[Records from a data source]
════════════════

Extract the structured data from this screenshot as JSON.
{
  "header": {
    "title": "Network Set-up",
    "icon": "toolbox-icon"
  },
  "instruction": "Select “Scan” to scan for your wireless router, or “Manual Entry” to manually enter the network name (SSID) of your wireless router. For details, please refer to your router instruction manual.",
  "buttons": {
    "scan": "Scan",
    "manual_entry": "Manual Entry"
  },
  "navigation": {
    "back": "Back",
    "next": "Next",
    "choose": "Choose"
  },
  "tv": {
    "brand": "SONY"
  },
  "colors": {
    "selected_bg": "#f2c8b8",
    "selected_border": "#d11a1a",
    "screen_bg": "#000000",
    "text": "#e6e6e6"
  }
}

════════════════

◆ Written instruction: Report each line of the material above where the word "scan" appears.

◆ The result:
  "instruction": "Select “Scan” to scan for your wireless router, or “Manual Entry” to manually enter the network name (SSID) of your wireless router. For details, please refer to your router instruction manual.",
    "scan": "Scan",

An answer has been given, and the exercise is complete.